EXERCISE:
All of the material below is to be retyped exactly.

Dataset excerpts
::::::::::

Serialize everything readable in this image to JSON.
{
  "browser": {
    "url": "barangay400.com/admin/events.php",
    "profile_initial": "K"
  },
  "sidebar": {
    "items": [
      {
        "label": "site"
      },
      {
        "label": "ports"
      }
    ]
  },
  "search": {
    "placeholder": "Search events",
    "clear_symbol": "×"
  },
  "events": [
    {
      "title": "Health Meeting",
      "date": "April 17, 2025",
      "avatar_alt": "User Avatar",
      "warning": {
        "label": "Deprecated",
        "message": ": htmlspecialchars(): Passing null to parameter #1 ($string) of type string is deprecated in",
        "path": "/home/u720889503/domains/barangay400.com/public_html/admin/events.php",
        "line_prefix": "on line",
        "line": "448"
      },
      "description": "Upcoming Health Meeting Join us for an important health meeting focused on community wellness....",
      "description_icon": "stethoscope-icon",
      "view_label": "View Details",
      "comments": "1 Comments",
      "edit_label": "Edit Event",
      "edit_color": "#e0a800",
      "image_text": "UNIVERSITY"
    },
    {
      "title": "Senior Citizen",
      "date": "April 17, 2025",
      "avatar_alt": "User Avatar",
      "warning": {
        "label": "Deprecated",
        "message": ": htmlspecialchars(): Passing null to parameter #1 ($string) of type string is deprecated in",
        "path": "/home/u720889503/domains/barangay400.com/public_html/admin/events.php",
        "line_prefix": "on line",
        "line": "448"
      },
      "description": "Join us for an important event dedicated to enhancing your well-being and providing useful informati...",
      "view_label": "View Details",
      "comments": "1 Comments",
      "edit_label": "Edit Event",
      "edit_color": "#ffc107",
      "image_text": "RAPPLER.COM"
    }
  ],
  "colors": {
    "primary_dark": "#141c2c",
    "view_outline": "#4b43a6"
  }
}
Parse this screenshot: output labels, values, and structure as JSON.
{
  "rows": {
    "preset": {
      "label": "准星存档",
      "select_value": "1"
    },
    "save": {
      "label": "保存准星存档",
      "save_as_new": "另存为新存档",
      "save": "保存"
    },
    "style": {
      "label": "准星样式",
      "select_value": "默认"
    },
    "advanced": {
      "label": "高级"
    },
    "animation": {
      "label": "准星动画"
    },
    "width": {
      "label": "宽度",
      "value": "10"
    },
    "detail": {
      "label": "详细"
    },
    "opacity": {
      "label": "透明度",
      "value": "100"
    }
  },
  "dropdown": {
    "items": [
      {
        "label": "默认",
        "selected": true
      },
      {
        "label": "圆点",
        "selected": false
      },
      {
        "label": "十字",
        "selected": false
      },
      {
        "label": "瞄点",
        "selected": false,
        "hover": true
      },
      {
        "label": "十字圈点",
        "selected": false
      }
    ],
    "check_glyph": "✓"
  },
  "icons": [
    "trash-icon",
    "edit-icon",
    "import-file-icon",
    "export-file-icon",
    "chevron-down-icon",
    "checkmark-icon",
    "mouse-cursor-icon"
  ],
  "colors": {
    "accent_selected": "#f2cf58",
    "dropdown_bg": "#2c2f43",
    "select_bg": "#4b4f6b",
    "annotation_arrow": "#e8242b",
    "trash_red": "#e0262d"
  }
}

::::::::::

TASK SOLUTION:
Serialize everything readable in this image to JSON.
{
  "browser": {
    "url": "barangay400.com/admin/events.php",
    "profile_initial": "K"
  },
  "sidebar": {
    "items": [
      {
        "label": "site"
      },
      {
        "label": "ports"
      }
    ]
  },
  "search": {
    "placeholder": "Search events",
    "clear_symbol": "×"
  },
  "events": [
    {
      "title": "Health Meeting",
      "date": "April 17, 2025",
      "avatar_alt": "User Avatar",
      "warning": {
        "label": "Deprecated",
        "message": ": htmlspecialchars(): Passing null to parameter #1 ($string) of type string is deprecated in",
        "path": "/home/u720889503/domains/barangay400.com/public_html/admin/events.php",
        "line_prefix": "on line",
        "line": "448"
      },
      "description": "Upcoming Health Meeting Join us for an important health meeting focused on community wellness....",
      "description_icon": "stethoscope-icon",
      "view_label": "View Details",
      "comments": "1 Comments",
      "edit_label": "Edit Event",
      "edit_color": "#e0a800",
      "image_text": "UNIVERSITY"
    },
    {
      "title": "Senior Citizen",
      "date": "April 17, 2025",
      "avatar_alt": "User Avatar",
      "warning": {
        "label": "Deprecated",
        "message": ": htmlspecialchars(): Passing null to parameter #1 ($string) of type string is deprecated in",
        "path": "/home/u720889503/domains/barangay400.com/public_html/admin/events.php",
        "line_prefix": "on line",
        "line": "448"
      },
      "description": "Join us for an important event dedicated to enhancing your well-being and providing useful informati...",
      "view_label": "View Details",
      "comments": "1 Comments",
      "edit_label": "Edit Event",
      "edit_color": "#ffc107",
      "image_text": "RAPPLER.COM"
    }
  ],
  "colors": {
    "primary_dark": "#141c2c",
    "view_outline": "#4b43a6"
  }
}
Parse this screenshot: output labels, values, and structure as JSON.
{
  "rows": {
    "preset": {
      "label": "准星存档",
      "select_value": "1"
    },
    "save": {
      "label": "保存准星存档",
      "save_as_new": "另存为新存档",
      "save": "保存"
    },
    "style": {
      "label": "准星样式",
      "select_value": "默认"
    },
    "advanced": {
      "label": "高级"
    },
    "animation": {
      "label": "准星动画"
    },
    "width": {
      "label": "宽度",
      "value": "10"
    },
    "detail": {
      "label": "详细"
    },
    "opacity": {
      "label": "透明度",
      "value": "100"
    }
  },
  "dropdown": {
    "items": [
      {
        "label": "默认",
        "selected": true
      },
      {
        "label": "圆点",
        "selected": false
      },
      {
        "label": "十字",
        "selected": false
      },
      {
        "label": "瞄点",
        "selected": false,
        "hover": true
      },
      {
        "label": "十字圈点",
        "selected": false
      }
    ],
    "check_glyph": "✓"
  },
  "icons": [
    "trash-icon",
    "edit-icon",
    "import-file-icon",
    "export-file-icon",
    "chevron-down-icon",
    "checkmark-icon",
    "mouse-cursor-icon"
  ],
  "colors": {
    "accent_selected": "#f2cf58",
    "dropdown_bg": "#2c2f43",
    "select_bg": "#4b4f6b",
    "annotation_arrow": "#e8242b",
    "trash_red": "#e0262d"
  }
}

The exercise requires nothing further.